WHAT THE EXERCISE ASKS:
Arrange everything from the start of the material down to the line containing "column 1 features: or", inclusive, as a Markdown table with the columns "No." and "Entry". Put each line's row number under "No.", put the line itself under "Entry", and leave out blank lines.

— START —

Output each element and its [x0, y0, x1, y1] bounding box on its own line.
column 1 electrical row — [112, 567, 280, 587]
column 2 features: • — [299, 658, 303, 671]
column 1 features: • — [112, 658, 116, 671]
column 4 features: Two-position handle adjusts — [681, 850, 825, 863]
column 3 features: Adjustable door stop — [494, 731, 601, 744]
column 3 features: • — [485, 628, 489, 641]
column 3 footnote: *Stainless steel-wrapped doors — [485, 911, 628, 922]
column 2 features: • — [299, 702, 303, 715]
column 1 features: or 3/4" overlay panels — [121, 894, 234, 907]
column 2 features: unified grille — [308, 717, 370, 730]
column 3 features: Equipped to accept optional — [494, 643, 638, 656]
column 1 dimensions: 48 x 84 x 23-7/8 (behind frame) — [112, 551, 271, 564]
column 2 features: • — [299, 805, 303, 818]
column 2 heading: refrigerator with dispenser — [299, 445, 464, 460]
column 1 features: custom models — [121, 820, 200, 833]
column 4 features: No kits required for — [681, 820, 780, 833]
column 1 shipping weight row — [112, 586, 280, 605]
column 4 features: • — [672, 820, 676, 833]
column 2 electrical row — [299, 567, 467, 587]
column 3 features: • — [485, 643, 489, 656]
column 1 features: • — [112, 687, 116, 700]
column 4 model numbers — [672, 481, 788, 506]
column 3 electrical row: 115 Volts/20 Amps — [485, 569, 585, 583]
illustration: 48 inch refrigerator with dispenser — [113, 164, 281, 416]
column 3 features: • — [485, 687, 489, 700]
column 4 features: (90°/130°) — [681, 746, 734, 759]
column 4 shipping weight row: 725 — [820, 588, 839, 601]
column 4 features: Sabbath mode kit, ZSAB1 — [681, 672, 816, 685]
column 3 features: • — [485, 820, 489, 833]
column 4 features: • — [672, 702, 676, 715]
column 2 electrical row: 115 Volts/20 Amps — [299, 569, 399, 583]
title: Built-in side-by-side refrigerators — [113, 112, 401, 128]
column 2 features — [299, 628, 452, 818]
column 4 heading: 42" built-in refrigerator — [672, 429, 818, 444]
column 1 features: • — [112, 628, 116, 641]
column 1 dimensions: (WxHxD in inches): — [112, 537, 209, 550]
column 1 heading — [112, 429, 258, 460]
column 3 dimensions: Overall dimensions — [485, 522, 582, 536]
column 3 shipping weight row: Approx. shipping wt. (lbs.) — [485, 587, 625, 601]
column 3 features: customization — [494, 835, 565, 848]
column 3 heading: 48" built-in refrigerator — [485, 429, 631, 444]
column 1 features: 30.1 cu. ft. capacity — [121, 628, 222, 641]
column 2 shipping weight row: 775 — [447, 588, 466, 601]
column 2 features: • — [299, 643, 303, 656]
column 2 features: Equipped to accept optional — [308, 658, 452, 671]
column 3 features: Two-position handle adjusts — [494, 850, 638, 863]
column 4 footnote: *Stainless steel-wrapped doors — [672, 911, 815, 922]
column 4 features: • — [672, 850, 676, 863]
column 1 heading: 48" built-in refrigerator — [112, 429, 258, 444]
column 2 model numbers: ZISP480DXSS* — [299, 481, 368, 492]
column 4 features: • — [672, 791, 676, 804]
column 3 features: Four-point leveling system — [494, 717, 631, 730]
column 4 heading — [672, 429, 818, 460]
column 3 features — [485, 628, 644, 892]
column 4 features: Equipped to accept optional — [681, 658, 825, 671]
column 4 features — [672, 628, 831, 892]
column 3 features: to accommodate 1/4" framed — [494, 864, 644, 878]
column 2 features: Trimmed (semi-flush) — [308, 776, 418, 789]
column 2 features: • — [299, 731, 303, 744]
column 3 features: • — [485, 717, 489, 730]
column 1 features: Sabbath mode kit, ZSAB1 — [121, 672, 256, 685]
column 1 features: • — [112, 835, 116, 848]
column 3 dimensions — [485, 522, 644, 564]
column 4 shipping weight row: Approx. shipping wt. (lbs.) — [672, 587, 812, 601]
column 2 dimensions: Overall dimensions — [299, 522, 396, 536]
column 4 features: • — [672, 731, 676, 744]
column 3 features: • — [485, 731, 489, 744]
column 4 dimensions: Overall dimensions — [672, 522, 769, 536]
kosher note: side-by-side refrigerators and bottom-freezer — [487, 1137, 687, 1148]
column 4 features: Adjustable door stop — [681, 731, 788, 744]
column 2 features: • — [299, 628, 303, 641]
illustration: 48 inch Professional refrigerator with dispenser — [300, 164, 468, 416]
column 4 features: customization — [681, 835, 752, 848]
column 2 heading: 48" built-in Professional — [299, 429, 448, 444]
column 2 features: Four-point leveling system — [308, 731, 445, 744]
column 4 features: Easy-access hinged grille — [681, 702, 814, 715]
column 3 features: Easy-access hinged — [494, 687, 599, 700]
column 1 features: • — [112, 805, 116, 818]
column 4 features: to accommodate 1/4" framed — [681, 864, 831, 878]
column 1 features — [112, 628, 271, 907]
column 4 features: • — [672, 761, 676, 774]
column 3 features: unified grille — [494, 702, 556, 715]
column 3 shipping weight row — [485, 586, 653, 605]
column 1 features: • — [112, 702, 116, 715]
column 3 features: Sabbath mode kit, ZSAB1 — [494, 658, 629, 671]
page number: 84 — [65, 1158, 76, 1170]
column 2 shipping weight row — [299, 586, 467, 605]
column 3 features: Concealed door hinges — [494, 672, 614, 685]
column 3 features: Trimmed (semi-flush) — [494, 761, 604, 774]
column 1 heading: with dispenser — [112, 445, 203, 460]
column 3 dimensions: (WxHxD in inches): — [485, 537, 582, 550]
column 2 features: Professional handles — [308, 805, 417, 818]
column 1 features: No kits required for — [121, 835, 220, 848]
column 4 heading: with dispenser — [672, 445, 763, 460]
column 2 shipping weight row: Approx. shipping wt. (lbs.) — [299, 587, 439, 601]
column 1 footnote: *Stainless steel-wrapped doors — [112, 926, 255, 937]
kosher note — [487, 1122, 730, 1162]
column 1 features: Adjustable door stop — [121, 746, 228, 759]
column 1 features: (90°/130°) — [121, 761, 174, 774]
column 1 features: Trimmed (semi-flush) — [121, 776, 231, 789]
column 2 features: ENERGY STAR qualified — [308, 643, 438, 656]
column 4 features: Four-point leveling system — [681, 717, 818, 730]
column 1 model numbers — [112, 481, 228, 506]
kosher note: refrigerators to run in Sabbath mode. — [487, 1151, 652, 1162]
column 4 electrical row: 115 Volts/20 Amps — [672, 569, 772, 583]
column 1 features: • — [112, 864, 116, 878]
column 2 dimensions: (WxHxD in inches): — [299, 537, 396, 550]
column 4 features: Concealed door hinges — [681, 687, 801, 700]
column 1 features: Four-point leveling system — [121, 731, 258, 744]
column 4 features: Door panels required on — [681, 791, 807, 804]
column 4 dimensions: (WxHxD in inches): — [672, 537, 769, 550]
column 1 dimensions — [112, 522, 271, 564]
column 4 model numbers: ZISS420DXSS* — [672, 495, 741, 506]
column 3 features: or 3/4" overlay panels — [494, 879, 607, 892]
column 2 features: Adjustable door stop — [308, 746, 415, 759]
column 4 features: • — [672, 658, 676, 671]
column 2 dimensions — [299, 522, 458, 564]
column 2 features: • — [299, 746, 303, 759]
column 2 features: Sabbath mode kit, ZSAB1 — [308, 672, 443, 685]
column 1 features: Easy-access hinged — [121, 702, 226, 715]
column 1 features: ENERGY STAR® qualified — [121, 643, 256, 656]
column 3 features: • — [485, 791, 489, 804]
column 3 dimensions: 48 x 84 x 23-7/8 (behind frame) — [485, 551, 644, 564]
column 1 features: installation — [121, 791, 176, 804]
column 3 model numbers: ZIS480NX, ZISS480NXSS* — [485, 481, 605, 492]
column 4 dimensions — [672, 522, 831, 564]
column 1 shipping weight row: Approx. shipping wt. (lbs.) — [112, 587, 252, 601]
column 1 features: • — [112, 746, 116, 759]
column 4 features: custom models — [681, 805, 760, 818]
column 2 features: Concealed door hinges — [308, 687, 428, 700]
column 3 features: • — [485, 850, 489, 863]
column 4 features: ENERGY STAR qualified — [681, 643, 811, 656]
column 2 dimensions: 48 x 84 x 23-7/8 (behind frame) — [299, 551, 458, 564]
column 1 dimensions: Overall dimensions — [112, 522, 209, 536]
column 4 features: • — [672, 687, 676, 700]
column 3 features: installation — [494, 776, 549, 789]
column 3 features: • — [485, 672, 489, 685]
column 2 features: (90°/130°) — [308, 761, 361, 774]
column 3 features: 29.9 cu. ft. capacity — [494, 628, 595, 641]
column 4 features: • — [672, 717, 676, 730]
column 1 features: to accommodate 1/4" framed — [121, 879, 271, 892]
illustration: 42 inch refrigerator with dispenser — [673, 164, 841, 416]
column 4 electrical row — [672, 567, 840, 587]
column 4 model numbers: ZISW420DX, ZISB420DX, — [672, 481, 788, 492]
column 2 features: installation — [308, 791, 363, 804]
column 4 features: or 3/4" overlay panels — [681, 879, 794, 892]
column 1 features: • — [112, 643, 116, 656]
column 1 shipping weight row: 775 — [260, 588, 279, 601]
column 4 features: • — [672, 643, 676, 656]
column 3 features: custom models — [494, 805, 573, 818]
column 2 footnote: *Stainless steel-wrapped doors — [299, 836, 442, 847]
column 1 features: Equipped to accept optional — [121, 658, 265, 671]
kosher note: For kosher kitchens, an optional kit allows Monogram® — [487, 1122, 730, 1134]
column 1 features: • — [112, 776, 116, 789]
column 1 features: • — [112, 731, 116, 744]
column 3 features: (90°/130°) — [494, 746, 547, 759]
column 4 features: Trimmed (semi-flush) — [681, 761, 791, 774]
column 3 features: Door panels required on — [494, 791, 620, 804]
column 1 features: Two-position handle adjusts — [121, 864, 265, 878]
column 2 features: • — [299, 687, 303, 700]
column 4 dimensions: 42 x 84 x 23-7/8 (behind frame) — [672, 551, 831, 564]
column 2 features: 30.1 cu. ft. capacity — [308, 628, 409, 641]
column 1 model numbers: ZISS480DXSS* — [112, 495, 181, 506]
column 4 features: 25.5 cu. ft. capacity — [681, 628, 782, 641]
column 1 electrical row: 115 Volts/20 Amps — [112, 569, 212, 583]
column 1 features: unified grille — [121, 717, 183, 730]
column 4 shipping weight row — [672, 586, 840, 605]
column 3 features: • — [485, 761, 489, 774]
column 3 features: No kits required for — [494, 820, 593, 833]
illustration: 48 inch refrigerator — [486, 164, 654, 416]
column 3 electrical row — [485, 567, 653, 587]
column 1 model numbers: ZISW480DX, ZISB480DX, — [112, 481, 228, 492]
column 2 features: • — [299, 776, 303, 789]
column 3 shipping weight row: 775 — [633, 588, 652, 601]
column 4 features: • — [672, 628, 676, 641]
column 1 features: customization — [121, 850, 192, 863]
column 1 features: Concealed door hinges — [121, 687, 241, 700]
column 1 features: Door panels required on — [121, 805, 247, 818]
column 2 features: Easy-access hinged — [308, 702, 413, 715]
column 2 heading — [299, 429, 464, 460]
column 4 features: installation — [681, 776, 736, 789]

— END —

RESPONSE BELOW:
| No. | Entry |
|---|---|
| 1 | Output each element and its [x0, y0, x1, y1] bounding box on its own line. |
| 2 | column 1 electrical row — [112, 567, 280, 587] |
| 3 | column 2 features: • — [299, 658, 303, 671] |
| 4 | column 1 features: • — [112, 658, 116, 671] |
| 5 | column 4 features: Two-position handle adjusts — [681, 850, 825, 863] |
| 6 | column 3 features: Adjustable door stop — [494, 731, 601, 744] |
| 7 | column 3 features: • — [485, 628, 489, 641] |
| 8 | column 3 footnote: *Stainless steel-wrapped doors — [485, 911, 628, 922] |
| 9 | column 2 features: • — [299, 702, 303, 715] |
| 10 | column 1 features: or 3/4" overlay panels — [121, 894, 234, 907] |